__Supplied records__:

<<<<

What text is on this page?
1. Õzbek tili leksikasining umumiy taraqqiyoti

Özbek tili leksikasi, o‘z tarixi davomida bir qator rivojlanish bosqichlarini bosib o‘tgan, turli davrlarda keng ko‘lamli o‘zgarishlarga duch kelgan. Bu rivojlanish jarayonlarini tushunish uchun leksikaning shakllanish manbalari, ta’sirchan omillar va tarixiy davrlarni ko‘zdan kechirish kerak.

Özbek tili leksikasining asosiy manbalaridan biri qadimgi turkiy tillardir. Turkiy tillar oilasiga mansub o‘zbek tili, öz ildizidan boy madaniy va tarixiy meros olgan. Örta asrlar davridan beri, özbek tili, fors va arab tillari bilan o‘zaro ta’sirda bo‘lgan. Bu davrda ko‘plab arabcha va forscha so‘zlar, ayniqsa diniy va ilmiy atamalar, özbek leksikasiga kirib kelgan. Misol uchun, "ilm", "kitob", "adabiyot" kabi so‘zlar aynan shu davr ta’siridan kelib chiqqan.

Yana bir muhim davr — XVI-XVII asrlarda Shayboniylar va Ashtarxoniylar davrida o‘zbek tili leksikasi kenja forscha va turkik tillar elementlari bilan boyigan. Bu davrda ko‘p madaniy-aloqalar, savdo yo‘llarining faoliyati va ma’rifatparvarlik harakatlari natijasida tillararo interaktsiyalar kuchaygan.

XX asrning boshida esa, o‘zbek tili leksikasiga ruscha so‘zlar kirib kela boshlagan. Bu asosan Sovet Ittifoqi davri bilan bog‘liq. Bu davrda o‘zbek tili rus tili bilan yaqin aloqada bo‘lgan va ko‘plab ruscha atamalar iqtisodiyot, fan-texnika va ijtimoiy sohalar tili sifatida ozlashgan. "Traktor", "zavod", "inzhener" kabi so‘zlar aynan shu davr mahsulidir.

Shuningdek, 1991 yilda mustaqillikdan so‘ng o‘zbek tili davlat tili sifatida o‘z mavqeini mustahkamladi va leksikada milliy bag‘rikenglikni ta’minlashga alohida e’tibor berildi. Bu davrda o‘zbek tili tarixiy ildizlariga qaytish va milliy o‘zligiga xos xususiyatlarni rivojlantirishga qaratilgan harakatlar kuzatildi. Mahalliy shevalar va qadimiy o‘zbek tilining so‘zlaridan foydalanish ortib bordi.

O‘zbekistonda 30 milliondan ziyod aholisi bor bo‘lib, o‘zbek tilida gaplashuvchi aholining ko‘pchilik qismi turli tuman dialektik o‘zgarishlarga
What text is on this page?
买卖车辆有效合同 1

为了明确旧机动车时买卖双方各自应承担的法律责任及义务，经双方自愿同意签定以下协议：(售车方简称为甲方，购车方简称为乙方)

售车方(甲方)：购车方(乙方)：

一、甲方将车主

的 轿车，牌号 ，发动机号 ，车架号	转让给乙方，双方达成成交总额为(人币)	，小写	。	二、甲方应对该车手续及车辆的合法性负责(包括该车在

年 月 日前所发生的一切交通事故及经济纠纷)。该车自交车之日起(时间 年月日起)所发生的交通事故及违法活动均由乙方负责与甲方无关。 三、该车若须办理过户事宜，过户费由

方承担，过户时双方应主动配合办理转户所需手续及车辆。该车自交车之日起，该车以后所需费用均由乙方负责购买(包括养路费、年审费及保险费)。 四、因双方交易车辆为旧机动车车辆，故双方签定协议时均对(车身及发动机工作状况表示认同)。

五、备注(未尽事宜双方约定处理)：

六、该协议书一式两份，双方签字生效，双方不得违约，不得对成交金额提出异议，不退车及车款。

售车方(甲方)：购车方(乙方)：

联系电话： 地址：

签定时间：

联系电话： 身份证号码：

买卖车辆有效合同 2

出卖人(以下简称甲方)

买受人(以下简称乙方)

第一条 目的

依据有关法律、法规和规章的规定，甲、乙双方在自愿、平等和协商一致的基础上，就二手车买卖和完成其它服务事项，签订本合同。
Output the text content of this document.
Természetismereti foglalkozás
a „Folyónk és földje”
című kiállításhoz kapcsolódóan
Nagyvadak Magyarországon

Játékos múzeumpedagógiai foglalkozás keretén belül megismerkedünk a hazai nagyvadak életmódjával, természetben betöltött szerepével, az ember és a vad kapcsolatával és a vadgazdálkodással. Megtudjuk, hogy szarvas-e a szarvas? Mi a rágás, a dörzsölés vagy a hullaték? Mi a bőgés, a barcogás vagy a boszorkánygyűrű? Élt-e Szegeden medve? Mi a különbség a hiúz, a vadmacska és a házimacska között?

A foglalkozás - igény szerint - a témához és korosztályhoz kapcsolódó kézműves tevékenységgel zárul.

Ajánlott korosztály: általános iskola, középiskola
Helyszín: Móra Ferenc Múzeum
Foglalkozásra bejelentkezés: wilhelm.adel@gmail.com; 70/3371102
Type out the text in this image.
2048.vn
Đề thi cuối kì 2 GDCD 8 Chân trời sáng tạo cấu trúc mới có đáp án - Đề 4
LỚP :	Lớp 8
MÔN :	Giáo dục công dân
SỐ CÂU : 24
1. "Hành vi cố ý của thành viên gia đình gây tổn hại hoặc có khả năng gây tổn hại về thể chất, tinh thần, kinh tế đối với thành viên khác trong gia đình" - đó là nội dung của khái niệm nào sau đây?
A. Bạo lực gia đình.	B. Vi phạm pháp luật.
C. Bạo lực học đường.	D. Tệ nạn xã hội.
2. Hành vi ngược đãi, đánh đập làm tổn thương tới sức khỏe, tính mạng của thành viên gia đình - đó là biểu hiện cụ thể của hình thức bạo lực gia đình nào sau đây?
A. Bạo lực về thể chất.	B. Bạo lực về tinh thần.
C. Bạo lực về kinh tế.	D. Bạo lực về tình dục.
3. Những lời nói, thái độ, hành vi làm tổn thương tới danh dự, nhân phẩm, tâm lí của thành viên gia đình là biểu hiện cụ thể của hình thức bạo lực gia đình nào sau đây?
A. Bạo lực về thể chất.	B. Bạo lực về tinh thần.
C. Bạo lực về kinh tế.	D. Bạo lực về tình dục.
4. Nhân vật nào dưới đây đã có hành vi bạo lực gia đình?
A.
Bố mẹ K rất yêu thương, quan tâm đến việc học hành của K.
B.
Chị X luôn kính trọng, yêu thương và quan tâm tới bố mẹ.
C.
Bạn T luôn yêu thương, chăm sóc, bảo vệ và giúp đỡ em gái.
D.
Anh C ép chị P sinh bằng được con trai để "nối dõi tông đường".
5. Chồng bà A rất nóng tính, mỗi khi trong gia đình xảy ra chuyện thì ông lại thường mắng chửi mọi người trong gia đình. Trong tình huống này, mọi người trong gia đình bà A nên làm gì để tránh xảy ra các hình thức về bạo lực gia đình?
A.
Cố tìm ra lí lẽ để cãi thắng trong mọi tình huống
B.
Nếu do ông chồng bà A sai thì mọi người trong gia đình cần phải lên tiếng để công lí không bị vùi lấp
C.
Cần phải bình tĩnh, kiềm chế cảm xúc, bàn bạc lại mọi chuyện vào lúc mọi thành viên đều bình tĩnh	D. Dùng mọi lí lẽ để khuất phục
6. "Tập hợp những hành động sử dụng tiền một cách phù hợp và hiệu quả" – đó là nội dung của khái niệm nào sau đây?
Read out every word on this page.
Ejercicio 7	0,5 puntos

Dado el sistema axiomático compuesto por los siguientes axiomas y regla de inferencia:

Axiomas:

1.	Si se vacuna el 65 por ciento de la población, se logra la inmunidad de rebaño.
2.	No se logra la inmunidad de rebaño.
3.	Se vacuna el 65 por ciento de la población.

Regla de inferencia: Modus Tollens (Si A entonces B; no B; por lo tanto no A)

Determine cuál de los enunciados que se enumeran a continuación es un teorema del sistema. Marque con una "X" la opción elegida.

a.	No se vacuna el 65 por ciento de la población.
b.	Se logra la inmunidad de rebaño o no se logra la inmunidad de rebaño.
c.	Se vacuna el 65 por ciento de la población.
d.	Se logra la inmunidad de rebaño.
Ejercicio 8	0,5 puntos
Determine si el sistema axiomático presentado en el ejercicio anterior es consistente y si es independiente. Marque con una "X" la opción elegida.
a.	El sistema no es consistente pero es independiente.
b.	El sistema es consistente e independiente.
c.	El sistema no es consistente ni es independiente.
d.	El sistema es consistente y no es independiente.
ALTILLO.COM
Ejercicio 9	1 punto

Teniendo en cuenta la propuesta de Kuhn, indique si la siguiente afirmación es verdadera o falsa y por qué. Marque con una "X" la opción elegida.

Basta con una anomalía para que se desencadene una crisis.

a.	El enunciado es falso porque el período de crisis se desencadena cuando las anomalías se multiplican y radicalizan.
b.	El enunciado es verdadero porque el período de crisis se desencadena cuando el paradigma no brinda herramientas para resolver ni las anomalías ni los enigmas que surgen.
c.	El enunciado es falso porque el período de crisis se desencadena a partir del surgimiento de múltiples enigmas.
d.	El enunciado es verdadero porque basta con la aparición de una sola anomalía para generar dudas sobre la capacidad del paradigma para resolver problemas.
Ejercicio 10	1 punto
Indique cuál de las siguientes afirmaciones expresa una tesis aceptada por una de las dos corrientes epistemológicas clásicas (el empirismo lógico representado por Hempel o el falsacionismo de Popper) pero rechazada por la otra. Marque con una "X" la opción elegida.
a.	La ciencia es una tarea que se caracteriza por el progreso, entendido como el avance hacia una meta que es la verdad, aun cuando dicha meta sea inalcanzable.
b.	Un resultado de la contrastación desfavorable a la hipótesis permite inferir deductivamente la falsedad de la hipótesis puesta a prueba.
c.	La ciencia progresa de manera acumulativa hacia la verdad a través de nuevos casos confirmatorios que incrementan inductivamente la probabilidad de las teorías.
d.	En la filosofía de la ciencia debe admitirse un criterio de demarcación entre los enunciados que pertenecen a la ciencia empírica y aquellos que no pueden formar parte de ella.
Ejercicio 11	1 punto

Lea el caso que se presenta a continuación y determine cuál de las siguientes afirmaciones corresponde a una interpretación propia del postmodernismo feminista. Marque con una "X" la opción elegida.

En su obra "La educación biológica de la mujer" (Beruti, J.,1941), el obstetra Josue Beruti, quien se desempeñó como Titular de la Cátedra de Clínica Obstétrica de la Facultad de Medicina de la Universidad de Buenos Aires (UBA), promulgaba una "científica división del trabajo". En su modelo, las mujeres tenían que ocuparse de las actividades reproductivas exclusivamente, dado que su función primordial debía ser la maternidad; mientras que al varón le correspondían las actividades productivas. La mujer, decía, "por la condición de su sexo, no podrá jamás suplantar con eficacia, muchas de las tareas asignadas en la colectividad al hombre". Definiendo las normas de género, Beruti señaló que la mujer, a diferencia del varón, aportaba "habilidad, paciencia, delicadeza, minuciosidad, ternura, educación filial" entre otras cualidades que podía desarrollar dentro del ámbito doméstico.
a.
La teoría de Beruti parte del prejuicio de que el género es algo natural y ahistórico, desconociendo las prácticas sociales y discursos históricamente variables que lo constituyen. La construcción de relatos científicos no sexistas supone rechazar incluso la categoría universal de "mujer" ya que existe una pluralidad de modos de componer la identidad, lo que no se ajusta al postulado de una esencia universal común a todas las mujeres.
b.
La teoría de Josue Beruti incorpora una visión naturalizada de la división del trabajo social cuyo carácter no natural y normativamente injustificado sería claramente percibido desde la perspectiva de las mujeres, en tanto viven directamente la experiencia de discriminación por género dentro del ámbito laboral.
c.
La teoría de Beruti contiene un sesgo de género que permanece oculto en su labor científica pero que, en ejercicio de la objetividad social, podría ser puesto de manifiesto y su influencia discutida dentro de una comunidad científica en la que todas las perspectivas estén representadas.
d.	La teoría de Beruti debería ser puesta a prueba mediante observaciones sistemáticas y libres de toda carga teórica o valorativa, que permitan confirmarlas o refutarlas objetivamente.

>>>>

__Required work__: Search the entries for the word "madaniy", then list each line that holds it.

__Answer to the exercise__:
Özbek tili leksikasining asosiy manbalaridan biri qadimgi turkiy tillardir. Turkiy tillar oilasiga mansub o‘zbek tili, öz ildizidan boy madaniy va tarixiy meros olgan. Örta asrlar davridan beri, özbek tili, fors va arab tillari bilan o‘zaro ta’sirda bo‘lgan. Bu davrda ko‘plab arabcha va forscha so‘zlar, ayniqsa diniy va ilmiy atamalar, özbek leksikasiga kirib kelgan. Misol uchun, "ilm", "kitob", "adabiyot" kabi so‘zlar aynan shu davr ta’siridan kelib chiqqan.
Yana bir muhim davr — XVI-XVII asrlarda Shayboniylar va Ashtarxoniylar davrida o‘zbek tili leksikasi kenja forscha va turkik tillar elementlari bilan boyigan. Bu davrda ko‘p madaniy-aloqalar, savdo yo‘llarining faoliyati va ma’rifatparvarlik harakatlari natijasida tillararo interaktsiyalar kuchaygan.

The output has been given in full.